● JOB:
Within the records below, find each line that holds the string "pendant", then copy it.

(Rows from a dataset)
————
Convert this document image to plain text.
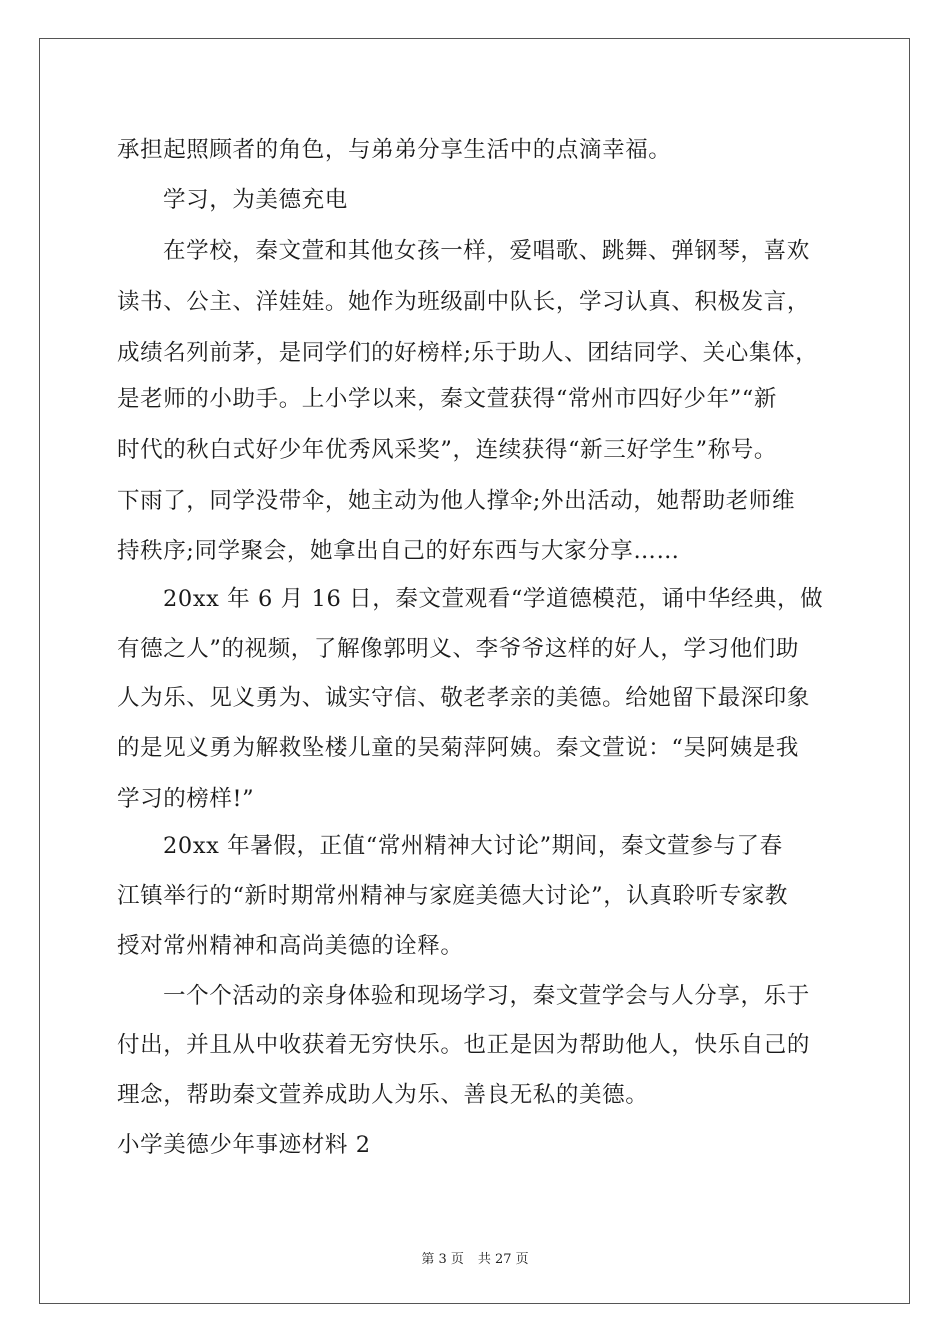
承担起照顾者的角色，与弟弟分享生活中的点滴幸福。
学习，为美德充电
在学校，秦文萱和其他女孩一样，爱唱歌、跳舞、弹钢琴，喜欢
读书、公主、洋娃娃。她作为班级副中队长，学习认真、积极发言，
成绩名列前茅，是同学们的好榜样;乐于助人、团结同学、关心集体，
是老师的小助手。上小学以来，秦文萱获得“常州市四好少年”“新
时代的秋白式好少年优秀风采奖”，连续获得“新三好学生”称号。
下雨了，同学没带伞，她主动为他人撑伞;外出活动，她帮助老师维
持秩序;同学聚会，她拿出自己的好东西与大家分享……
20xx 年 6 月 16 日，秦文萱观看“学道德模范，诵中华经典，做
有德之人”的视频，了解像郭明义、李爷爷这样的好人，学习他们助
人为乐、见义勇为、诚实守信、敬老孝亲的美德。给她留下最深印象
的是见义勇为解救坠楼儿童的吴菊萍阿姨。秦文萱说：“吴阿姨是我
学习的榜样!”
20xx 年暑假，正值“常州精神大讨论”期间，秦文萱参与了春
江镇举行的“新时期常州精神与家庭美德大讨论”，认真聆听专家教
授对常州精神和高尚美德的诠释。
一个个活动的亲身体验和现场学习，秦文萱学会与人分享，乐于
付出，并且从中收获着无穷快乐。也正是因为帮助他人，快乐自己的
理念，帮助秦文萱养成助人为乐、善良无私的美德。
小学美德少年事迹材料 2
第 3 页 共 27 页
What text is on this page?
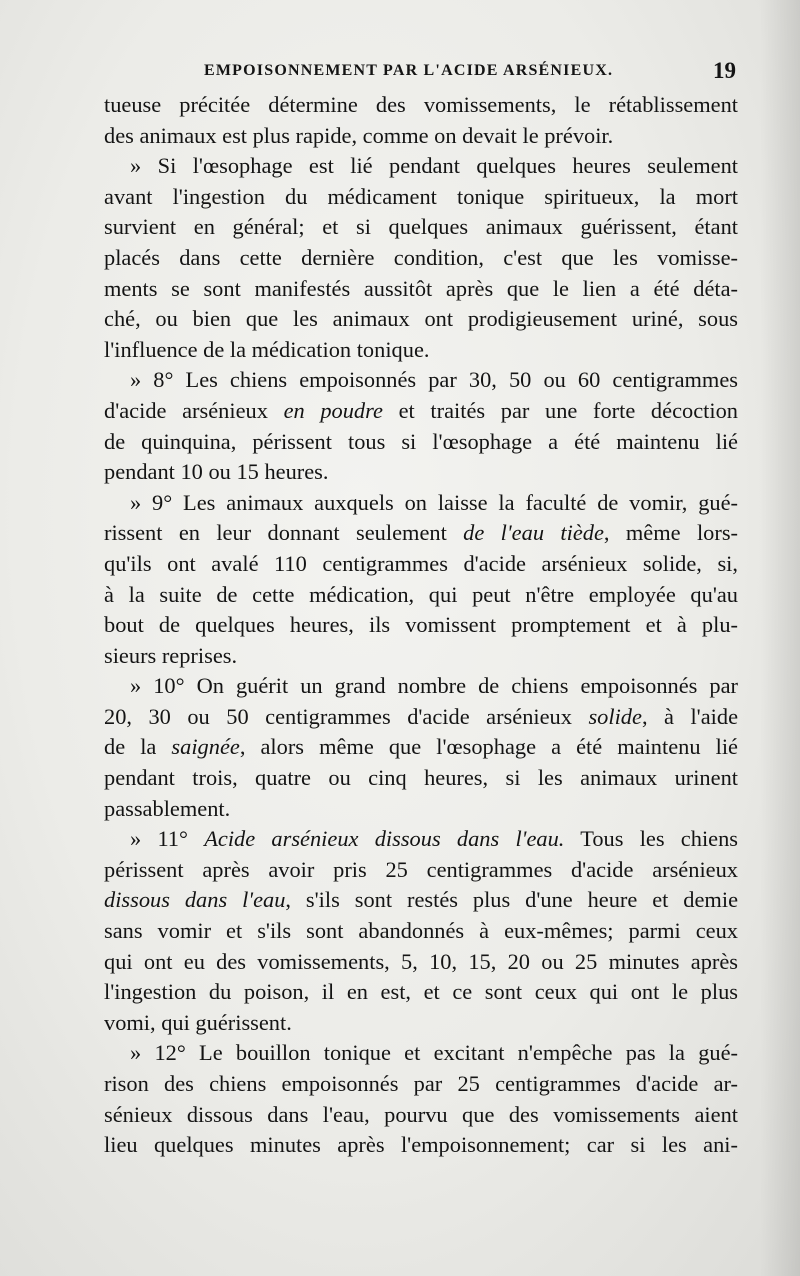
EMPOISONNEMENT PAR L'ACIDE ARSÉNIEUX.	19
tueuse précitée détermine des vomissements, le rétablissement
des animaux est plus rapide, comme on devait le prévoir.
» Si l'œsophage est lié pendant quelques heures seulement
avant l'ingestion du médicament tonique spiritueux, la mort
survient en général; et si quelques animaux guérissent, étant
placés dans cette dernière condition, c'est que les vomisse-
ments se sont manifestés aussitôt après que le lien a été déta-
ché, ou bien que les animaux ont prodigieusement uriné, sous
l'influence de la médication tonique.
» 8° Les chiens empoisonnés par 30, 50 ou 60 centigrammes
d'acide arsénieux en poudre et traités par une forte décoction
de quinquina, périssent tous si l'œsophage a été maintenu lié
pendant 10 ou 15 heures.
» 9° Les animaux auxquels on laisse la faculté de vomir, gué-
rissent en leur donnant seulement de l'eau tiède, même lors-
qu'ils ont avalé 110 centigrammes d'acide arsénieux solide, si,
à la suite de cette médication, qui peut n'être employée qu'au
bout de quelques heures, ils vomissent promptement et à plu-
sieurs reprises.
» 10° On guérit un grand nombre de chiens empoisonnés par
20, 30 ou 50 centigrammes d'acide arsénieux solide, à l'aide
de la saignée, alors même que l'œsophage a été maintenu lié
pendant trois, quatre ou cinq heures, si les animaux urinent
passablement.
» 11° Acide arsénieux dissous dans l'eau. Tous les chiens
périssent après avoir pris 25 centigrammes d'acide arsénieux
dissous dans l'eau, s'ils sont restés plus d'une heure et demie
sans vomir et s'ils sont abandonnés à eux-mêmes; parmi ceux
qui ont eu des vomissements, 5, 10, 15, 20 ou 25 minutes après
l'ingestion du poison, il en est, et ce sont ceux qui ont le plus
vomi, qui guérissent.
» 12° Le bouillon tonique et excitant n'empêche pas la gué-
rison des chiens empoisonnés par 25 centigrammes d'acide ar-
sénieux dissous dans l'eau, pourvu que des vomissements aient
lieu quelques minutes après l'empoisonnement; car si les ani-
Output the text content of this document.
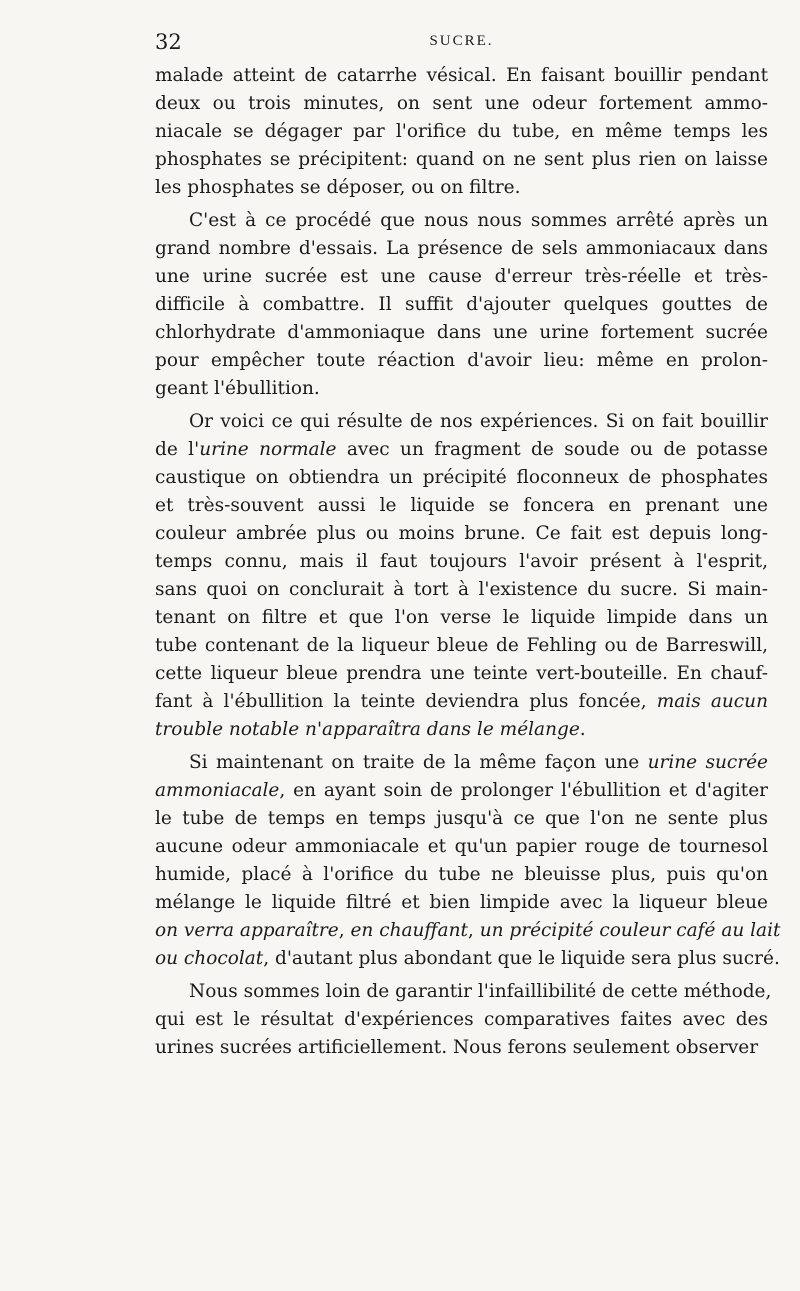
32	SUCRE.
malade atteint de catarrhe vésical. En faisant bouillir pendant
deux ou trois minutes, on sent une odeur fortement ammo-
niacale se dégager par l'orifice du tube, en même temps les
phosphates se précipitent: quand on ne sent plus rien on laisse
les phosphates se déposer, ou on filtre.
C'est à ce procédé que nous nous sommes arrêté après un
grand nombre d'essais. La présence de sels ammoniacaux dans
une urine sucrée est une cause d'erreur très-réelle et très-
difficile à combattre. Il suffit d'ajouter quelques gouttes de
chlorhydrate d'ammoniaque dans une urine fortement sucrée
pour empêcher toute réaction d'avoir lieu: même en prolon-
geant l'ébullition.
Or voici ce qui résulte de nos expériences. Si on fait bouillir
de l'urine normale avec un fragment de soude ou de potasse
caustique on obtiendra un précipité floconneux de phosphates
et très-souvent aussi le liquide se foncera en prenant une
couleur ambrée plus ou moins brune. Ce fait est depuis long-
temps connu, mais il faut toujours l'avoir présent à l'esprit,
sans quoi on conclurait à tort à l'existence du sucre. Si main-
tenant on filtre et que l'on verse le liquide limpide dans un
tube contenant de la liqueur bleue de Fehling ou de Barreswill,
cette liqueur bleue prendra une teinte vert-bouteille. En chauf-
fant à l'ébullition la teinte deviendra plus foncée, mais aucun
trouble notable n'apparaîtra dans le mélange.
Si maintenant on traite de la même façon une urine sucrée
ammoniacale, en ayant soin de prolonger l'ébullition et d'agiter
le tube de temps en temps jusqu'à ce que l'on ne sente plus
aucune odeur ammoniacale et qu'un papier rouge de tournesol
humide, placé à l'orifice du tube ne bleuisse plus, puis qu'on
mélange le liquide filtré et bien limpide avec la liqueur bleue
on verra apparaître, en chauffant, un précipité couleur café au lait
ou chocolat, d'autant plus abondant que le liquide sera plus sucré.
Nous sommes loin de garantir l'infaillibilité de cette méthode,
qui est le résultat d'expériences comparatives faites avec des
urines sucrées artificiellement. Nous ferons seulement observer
————
● COMPLETE ANSWER:
» Si l'œsophage est lié pendant quelques heures seulement
pendant 10 ou 15 heures.
pendant trois, quatre ou cinq heures, si les animaux urinent
malade atteint de catarrhe vésical. En faisant bouillir pendant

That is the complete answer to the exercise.